§ **What the task asks**:
Using the text about the Hope Flowers School, please explain why Ibrahim Issa says the school needs to heal traumas. Answer in one to three sentences.

§ **Selected text**:
----------
Here are excerpts from one of Vicky's interviews.
Posted by vickyrossi on 16th November 2006
With best wishes from Bethlehem The Hope Flowers School is a unique institution where students receive a human-rights based education alongside the formal national curriculum. The school is located in Al-Khader, a village on the outskirts of Bethlehem. It was founded in 1984 by Hussein Issa, a Palestinian man whose family was forced to flee their home in 1948 following the violence that marked the inauguration of the State of Israel. Since 2001, the school has been run by his son Ibrahim, who continues to ensure that the 250+ pupils at the school receive peace education alongside the mandatory school curriculum. The school is open to pupils aged 4-13.
Excerpts of the interview with Ibrahim Issa:
"Regarding peace, democracy, nonviolence, leadership, empowerment, these are all elements in peace education. Two years ago we began to ask ourselves, 'What is the common theme of all these topics?' and 'What's the purpose of education in general?' We decided that the purpose of education is the wellbeing of the human being and to contribute to human development. We also decided that the common ground for these subjects of peace education is human rights."
"We define here that every act of violence is the result of an unhealed wound. In order to prevent a future escalation of violence, to restore peace and calmness within the human being and also to prepare the ground for a future reconciliation, we need here to heal the traumas."
----------
§ **Entries provided**:
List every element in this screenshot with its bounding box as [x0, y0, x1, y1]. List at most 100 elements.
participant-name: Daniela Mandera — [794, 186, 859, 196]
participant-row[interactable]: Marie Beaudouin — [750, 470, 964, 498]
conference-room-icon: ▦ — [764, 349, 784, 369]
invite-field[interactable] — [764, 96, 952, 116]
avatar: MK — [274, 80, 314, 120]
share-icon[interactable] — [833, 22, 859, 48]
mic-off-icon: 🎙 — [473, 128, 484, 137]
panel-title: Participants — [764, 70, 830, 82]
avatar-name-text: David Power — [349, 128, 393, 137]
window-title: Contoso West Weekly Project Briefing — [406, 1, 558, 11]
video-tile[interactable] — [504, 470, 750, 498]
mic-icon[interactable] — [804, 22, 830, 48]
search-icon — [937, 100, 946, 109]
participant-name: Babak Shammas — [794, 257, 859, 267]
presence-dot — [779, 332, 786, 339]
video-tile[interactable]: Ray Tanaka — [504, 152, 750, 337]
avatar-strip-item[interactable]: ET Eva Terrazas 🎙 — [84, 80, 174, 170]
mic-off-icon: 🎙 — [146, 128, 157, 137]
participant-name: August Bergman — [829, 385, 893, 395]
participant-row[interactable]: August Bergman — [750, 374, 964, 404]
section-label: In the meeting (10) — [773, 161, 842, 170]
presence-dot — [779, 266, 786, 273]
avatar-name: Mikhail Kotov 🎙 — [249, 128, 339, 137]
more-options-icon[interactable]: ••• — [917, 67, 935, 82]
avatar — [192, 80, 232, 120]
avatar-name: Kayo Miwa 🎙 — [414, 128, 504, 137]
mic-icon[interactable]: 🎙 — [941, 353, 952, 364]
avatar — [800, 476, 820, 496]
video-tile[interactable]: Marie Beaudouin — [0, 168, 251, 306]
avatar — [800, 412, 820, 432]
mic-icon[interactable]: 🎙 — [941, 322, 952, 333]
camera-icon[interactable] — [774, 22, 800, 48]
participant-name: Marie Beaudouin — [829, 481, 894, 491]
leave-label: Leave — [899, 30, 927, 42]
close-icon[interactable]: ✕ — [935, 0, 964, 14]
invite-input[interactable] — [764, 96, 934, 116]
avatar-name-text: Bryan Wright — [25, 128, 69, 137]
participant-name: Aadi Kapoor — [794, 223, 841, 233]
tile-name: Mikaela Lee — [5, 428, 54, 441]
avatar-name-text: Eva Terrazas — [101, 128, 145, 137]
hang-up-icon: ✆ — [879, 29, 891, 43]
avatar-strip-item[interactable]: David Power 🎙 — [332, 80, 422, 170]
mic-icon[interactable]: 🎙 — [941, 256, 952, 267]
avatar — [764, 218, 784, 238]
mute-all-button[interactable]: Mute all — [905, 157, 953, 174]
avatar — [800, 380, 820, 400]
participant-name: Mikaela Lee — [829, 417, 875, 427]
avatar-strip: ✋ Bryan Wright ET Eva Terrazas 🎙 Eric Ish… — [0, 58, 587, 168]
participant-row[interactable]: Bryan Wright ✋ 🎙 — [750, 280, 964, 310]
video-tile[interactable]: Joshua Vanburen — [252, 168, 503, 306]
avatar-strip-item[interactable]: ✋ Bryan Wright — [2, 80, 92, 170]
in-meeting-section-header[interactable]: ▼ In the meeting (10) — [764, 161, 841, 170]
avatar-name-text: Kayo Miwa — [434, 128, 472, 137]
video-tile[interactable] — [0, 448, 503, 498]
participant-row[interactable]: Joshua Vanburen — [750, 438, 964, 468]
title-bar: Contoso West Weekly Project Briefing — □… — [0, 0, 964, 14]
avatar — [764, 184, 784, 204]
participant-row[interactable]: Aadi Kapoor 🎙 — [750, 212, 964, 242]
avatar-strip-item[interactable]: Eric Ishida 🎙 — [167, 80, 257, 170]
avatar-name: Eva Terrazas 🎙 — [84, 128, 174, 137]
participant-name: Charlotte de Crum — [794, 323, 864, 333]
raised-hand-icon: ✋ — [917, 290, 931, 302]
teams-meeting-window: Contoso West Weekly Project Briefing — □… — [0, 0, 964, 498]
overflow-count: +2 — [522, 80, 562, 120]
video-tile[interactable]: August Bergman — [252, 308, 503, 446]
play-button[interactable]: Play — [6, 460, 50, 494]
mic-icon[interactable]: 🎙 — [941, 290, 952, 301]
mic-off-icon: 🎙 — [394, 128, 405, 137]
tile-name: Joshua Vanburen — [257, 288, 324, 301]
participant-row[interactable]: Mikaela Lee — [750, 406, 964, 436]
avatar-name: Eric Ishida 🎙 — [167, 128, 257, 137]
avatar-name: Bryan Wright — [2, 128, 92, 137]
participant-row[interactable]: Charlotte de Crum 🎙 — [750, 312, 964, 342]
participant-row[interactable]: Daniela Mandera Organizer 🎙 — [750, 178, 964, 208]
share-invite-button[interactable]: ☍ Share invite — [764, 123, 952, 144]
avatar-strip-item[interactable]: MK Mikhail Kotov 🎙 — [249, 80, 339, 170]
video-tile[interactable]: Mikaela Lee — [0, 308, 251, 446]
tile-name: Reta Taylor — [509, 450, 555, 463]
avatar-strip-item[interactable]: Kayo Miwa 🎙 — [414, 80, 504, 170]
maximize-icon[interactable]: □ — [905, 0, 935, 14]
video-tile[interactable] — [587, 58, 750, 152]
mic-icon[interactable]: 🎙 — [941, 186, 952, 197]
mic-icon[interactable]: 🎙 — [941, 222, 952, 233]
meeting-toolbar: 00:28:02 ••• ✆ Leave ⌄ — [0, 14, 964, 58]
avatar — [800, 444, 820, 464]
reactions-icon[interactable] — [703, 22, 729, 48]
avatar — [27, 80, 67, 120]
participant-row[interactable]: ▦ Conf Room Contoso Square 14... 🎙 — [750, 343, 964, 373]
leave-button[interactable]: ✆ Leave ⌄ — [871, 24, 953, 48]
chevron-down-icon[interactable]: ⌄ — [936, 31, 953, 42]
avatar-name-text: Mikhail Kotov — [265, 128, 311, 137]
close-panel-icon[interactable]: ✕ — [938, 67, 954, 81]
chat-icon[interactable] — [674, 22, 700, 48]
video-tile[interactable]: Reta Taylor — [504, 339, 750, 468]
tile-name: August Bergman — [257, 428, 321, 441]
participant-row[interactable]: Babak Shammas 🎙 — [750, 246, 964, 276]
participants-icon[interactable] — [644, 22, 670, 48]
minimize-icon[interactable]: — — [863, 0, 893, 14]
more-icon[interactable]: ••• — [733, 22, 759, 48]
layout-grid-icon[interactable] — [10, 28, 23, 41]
----------
§ **Reply**:
He holds that every act of violence is the result of an unhealed wound. Healing the traumas is therefore meant to prevent a future escalation of violence, restore peace and calmness within the human being, and prepare the ground for a future reconciliation.